STORED ROWS
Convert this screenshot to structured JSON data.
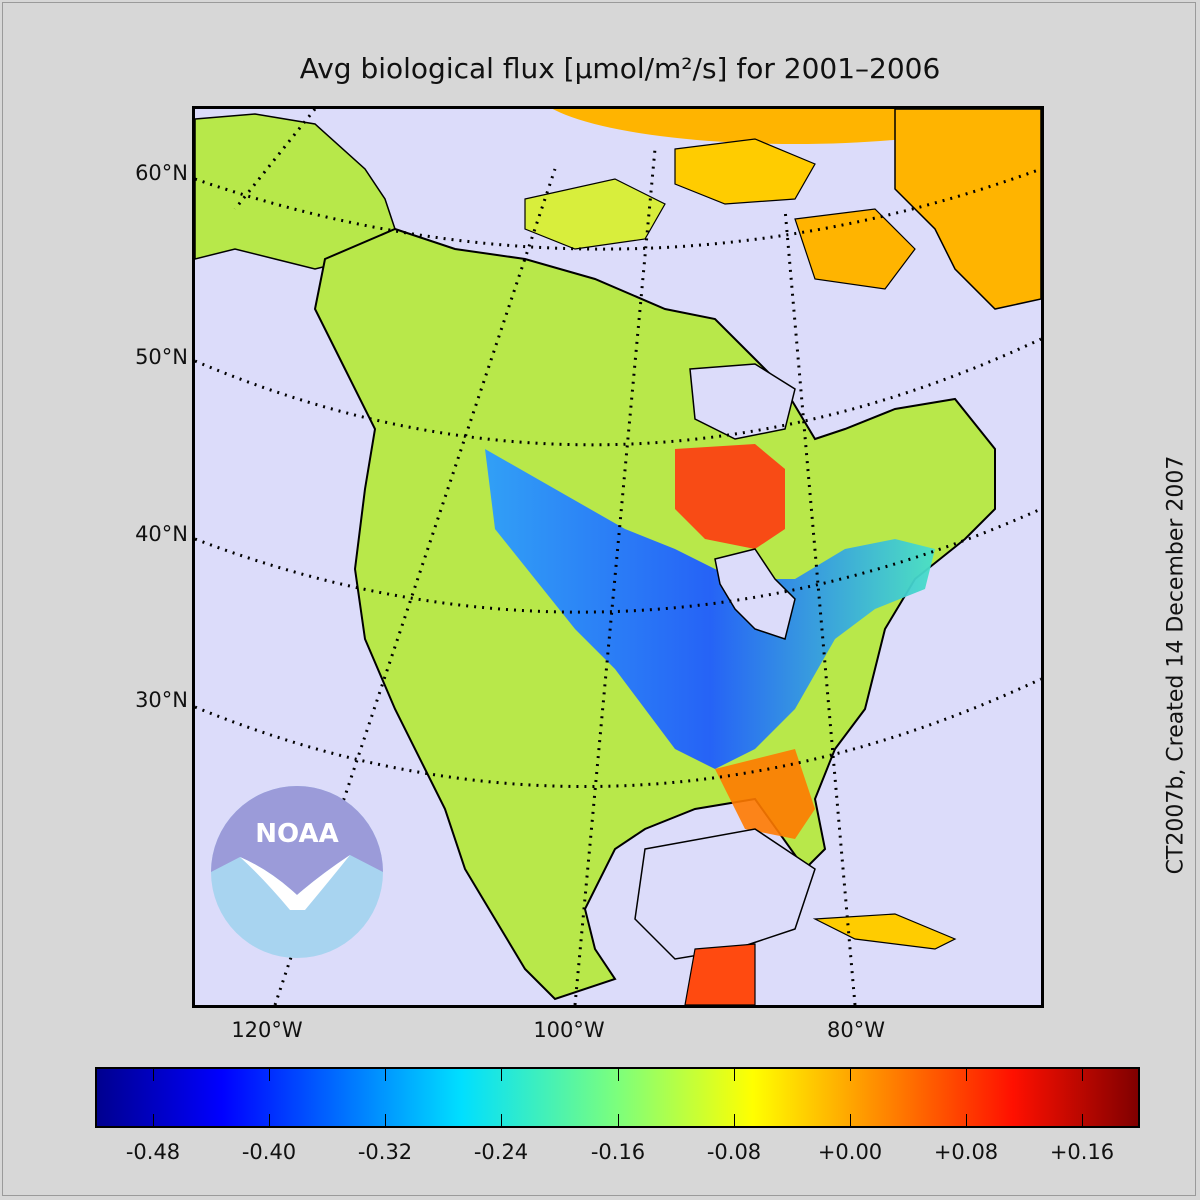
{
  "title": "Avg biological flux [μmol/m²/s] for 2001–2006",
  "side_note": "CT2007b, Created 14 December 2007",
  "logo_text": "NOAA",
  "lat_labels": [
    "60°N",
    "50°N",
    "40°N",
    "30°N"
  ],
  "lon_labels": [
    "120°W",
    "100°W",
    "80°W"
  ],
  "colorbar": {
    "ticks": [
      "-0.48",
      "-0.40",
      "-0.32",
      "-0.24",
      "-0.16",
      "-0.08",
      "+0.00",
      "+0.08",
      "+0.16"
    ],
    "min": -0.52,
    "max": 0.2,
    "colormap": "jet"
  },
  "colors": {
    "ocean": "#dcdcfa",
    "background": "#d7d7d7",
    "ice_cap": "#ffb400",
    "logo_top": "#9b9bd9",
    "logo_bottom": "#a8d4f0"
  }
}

PROMPT
Print the complete listing exactly, apart from any pictures.

OUTPUT OF THE TASK
Convert this screenshot to structured JSON data.
{
  "title": "Avg biological flux [μmol/m²/s] for 2001–2006",
  "side_note": "CT2007b, Created 14 December 2007",
  "logo_text": "NOAA",
  "lat_labels": [
    "60°N",
    "50°N",
    "40°N",
    "30°N"
  ],
  "lon_labels": [
    "120°W",
    "100°W",
    "80°W"
  ],
  "colorbar": {
    "ticks": [
      "-0.48",
      "-0.40",
      "-0.32",
      "-0.24",
      "-0.16",
      "-0.08",
      "+0.00",
      "+0.08",
      "+0.16"
    ],
    "min": -0.52,
    "max": 0.2,
    "colormap": "jet"
  },
  "colors": {
    "ocean": "#dcdcfa",
    "background": "#d7d7d7",
    "ice_cap": "#ffb400",
    "logo_top": "#9b9bd9",
    "logo_bottom": "#a8d4f0"
  }
}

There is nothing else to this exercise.